* Brief: Check every line of the entries for "your", and copy the lines that hold it.

* Entries taken from a collection:

————

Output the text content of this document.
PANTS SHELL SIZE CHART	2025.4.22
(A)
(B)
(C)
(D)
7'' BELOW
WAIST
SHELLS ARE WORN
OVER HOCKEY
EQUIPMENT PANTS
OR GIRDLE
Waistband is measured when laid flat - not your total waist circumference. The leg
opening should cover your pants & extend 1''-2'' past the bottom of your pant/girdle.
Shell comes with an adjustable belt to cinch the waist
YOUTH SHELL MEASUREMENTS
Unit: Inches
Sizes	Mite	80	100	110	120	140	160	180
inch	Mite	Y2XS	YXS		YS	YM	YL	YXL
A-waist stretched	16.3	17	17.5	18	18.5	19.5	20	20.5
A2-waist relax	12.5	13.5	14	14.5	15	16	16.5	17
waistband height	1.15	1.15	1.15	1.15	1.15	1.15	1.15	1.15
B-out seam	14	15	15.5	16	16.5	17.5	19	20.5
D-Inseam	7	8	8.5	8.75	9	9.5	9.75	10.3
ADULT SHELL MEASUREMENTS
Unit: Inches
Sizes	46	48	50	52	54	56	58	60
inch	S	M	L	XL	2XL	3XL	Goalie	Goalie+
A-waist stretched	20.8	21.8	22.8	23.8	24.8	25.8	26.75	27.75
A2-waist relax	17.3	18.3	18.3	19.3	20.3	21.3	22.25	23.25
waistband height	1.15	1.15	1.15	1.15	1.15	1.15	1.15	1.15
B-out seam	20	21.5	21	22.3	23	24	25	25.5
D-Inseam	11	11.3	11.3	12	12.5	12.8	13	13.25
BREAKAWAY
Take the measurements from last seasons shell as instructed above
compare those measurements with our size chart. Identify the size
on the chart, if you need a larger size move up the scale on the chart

————

* Finished task:
Waistband is measured when laid flat - not your total waist circumference. The leg
opening should cover your pants & extend 1''-2'' past the bottom of your pant/girdle.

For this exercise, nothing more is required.